Dataset records:
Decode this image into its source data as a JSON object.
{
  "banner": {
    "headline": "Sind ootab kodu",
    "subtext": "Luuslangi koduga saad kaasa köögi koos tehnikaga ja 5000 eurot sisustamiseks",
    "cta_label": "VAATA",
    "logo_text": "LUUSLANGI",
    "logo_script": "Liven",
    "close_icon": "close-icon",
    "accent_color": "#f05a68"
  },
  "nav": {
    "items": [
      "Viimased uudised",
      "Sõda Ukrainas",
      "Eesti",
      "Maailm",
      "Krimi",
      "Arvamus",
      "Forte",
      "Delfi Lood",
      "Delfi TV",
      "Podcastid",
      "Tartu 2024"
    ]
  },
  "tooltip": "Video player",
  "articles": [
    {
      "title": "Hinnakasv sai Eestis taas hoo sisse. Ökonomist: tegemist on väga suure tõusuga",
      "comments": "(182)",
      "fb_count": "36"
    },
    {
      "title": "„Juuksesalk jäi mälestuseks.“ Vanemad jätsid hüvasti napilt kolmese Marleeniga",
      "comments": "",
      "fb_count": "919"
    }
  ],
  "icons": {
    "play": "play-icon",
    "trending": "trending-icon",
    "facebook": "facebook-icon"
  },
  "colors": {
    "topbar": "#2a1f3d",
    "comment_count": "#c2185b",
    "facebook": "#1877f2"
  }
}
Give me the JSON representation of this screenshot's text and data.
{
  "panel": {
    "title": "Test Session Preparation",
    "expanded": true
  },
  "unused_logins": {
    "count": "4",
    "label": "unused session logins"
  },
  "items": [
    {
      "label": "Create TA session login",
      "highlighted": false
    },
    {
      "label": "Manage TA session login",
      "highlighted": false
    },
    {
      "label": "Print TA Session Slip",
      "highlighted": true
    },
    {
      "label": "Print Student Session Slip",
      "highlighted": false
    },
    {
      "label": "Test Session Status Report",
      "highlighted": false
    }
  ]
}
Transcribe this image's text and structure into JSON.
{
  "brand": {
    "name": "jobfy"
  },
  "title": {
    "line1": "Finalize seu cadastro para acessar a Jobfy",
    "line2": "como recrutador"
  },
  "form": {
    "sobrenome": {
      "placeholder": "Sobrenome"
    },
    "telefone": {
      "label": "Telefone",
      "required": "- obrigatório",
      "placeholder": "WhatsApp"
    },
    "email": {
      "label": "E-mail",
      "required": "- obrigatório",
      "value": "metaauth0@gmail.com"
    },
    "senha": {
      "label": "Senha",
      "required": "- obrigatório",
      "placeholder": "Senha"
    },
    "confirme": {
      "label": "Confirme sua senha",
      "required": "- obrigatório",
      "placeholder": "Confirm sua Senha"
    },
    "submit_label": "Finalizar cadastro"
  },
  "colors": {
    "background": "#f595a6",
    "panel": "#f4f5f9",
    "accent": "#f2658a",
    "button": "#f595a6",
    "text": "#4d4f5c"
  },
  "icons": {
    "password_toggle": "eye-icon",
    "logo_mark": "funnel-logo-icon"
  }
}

WHAT THE EXERCISE ASKS:
Pull out all lines containing "cadastro".

EXERCISE SOLUTION:
    "line1": "Finalize seu cadastro para acessar a Jobfy",
    "submit_label": "Finalizar cadastro"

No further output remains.